▶ [WORK INSTRUCTIONS]
Reproduce each line exactly. Skip none.

§ §

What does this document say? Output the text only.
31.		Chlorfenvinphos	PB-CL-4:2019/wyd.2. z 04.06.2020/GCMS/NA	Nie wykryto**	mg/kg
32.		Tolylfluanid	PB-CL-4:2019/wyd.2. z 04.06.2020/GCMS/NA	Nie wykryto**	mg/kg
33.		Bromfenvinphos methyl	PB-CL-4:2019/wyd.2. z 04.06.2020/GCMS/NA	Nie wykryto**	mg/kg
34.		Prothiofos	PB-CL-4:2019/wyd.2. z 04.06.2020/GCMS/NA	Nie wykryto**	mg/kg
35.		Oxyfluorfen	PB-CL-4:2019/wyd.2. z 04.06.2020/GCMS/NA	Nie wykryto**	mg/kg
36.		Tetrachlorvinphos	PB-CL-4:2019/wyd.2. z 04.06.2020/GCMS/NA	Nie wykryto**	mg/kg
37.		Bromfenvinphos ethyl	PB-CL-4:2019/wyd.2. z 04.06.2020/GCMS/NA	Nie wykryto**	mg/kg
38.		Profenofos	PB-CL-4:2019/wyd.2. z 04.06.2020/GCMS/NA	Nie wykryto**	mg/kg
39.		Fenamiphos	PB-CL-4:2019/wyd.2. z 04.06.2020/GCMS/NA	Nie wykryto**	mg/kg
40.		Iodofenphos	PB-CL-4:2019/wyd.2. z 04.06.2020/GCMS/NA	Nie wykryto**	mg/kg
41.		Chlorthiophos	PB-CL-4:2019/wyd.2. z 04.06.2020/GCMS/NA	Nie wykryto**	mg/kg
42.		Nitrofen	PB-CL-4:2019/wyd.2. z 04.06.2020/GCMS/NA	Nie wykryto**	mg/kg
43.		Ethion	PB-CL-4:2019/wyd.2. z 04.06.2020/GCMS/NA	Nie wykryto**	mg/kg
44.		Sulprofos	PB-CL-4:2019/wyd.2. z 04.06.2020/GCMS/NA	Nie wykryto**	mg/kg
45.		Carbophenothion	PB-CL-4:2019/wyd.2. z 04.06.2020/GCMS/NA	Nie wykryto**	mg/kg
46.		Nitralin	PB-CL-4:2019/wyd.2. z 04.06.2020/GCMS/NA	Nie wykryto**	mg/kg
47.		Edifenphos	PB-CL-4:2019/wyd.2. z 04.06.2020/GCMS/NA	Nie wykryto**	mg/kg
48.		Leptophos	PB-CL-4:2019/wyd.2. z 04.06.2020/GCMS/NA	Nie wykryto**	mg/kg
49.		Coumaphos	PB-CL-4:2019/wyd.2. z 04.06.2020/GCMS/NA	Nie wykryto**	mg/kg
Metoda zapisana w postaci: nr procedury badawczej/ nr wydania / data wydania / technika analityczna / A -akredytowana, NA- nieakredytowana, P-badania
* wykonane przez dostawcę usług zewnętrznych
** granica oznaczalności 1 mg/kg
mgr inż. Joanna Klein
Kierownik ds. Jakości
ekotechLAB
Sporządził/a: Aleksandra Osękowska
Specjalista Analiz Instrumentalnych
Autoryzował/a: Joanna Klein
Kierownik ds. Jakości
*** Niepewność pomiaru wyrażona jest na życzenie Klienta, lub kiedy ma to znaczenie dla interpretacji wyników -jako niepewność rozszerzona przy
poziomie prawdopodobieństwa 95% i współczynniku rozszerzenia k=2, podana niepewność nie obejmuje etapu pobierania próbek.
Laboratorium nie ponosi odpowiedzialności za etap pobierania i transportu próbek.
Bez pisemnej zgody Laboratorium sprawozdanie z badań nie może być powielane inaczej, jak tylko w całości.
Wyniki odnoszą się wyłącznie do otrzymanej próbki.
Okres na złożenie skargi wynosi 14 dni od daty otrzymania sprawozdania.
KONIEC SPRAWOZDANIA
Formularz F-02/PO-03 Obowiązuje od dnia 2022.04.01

§ §

▶ [TASK RESULT]
What does this document say? Output the text only.
31.		Chlorfenvinphos	PB-CL-4:2019/wyd.2. z 04.06.2020/GCMS/NA	Nie wykryto**	mg/kg
32.		Tolylfluanid	PB-CL-4:2019/wyd.2. z 04.06.2020/GCMS/NA	Nie wykryto**	mg/kg
33.		Bromfenvinphos methyl	PB-CL-4:2019/wyd.2. z 04.06.2020/GCMS/NA	Nie wykryto**	mg/kg
34.		Prothiofos	PB-CL-4:2019/wyd.2. z 04.06.2020/GCMS/NA	Nie wykryto**	mg/kg
35.		Oxyfluorfen	PB-CL-4:2019/wyd.2. z 04.06.2020/GCMS/NA	Nie wykryto**	mg/kg
36.		Tetrachlorvinphos	PB-CL-4:2019/wyd.2. z 04.06.2020/GCMS/NA	Nie wykryto**	mg/kg
37.		Bromfenvinphos ethyl	PB-CL-4:2019/wyd.2. z 04.06.2020/GCMS/NA	Nie wykryto**	mg/kg
38.		Profenofos	PB-CL-4:2019/wyd.2. z 04.06.2020/GCMS/NA	Nie wykryto**	mg/kg
39.		Fenamiphos	PB-CL-4:2019/wyd.2. z 04.06.2020/GCMS/NA	Nie wykryto**	mg/kg
40.		Iodofenphos	PB-CL-4:2019/wyd.2. z 04.06.2020/GCMS/NA	Nie wykryto**	mg/kg
41.		Chlorthiophos	PB-CL-4:2019/wyd.2. z 04.06.2020/GCMS/NA	Nie wykryto**	mg/kg
42.		Nitrofen	PB-CL-4:2019/wyd.2. z 04.06.2020/GCMS/NA	Nie wykryto**	mg/kg
43.		Ethion	PB-CL-4:2019/wyd.2. z 04.06.2020/GCMS/NA	Nie wykryto**	mg/kg
44.		Sulprofos	PB-CL-4:2019/wyd.2. z 04.06.2020/GCMS/NA	Nie wykryto**	mg/kg
45.		Carbophenothion	PB-CL-4:2019/wyd.2. z 04.06.2020/GCMS/NA	Nie wykryto**	mg/kg
46.		Nitralin	PB-CL-4:2019/wyd.2. z 04.06.2020/GCMS/NA	Nie wykryto**	mg/kg
47.		Edifenphos	PB-CL-4:2019/wyd.2. z 04.06.2020/GCMS/NA	Nie wykryto**	mg/kg
48.		Leptophos	PB-CL-4:2019/wyd.2. z 04.06.2020/GCMS/NA	Nie wykryto**	mg/kg
49.		Coumaphos	PB-CL-4:2019/wyd.2. z 04.06.2020/GCMS/NA	Nie wykryto**	mg/kg
Metoda zapisana w postaci: nr procedury badawczej/ nr wydania / data wydania / technika analityczna / A -akredytowana, NA- nieakredytowana, P-badania
* wykonane przez dostawcę usług zewnętrznych
** granica oznaczalności 1 mg/kg
mgr inż. Joanna Klein
Kierownik ds. Jakości
ekotechLAB
Sporządził/a: Aleksandra Osękowska
Specjalista Analiz Instrumentalnych
Autoryzował/a: Joanna Klein
Kierownik ds. Jakości
*** Niepewność pomiaru wyrażona jest na życzenie Klienta, lub kiedy ma to znaczenie dla interpretacji wyników -jako niepewność rozszerzona przy
poziomie prawdopodobieństwa 95% i współczynniku rozszerzenia k=2, podana niepewność nie obejmuje etapu pobierania próbek.
Laboratorium nie ponosi odpowiedzialności za etap pobierania i transportu próbek.
Bez pisemnej zgody Laboratorium sprawozdanie z badań nie może być powielane inaczej, jak tylko w całości.
Wyniki odnoszą się wyłącznie do otrzymanej próbki.
Okres na złożenie skargi wynosi 14 dni od daty otrzymania sprawozdania.
KONIEC SPRAWOZDANIA
Formularz F-02/PO-03 Obowiązuje od dnia 2022.04.01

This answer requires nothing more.